● **Task requirements**
Your answer should be one number: how many lines of the records hold the string "INSIGHTS".

Data entries:
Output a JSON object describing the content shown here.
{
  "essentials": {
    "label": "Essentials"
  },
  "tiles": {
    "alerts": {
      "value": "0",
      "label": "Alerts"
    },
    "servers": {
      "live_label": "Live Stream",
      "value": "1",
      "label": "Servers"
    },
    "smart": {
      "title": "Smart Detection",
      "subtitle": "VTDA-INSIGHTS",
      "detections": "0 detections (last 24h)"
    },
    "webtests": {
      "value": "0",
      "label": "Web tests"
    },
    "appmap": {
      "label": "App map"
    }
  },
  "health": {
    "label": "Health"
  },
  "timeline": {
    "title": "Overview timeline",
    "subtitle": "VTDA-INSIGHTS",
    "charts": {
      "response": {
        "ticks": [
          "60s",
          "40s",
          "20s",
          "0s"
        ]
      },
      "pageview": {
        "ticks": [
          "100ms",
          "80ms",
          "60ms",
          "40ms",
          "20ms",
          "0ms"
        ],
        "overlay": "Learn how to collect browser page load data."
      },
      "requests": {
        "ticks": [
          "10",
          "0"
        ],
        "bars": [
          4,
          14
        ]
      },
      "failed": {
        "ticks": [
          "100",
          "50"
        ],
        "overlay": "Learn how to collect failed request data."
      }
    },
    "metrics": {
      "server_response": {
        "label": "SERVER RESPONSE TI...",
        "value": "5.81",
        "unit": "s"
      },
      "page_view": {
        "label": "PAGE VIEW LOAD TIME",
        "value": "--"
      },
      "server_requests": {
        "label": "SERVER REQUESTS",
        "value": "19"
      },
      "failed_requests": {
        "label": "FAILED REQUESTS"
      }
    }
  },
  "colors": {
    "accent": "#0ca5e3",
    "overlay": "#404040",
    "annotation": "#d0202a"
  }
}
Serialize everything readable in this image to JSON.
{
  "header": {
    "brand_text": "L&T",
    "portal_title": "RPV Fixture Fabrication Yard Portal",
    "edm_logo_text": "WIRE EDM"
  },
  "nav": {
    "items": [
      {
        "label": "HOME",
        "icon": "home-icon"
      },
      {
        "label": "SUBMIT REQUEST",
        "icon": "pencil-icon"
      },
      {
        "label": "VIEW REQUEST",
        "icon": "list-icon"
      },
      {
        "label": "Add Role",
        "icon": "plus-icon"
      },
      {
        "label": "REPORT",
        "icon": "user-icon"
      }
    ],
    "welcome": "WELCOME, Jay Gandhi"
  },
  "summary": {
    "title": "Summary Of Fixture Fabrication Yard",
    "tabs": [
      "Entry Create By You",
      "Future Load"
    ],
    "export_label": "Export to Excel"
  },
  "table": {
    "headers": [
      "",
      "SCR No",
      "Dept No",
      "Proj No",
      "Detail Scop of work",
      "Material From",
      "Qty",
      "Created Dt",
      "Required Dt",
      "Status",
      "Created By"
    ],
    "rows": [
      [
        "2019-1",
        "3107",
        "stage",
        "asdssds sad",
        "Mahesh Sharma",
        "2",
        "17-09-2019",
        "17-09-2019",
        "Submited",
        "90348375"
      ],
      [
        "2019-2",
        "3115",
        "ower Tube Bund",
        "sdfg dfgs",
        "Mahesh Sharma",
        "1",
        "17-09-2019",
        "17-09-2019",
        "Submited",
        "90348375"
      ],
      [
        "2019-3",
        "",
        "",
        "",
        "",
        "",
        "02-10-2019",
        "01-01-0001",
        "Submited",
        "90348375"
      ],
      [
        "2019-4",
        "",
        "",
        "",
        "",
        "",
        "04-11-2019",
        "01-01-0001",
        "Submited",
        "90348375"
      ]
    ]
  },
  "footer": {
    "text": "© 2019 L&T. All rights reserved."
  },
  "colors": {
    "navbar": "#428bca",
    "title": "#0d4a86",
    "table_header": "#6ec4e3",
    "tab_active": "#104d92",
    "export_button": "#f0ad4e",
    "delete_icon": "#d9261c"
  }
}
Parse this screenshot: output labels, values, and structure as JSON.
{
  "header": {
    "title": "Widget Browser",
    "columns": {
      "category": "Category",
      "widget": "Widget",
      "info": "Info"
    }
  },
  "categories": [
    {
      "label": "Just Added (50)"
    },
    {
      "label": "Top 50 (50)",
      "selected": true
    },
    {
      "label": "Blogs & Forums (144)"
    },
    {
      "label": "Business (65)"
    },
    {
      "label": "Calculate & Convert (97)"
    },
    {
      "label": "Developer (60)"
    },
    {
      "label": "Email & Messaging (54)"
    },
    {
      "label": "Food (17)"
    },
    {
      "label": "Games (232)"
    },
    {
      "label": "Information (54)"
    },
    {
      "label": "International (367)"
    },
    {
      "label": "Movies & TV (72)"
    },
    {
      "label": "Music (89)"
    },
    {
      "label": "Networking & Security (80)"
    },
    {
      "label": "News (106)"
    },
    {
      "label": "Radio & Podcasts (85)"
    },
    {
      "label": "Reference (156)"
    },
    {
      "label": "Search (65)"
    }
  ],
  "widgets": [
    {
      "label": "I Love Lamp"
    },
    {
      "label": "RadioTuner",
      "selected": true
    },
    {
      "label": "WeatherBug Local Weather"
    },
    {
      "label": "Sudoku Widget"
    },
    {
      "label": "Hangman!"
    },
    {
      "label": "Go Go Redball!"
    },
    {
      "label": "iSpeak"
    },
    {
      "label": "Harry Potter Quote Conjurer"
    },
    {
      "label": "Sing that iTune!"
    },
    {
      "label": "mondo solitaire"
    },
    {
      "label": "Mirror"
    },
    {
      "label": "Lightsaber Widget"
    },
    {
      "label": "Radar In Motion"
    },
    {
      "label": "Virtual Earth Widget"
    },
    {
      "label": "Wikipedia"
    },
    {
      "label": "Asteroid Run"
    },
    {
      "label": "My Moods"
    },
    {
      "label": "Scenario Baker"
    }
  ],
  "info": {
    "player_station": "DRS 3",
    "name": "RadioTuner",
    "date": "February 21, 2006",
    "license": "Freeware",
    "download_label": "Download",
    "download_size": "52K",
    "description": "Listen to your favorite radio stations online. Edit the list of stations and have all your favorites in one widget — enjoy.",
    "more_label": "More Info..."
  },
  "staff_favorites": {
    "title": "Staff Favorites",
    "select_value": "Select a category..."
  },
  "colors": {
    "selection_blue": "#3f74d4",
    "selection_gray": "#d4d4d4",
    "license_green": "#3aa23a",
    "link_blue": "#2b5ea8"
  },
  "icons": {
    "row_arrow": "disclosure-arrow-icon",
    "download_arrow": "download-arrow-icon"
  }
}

● **The completed task**
2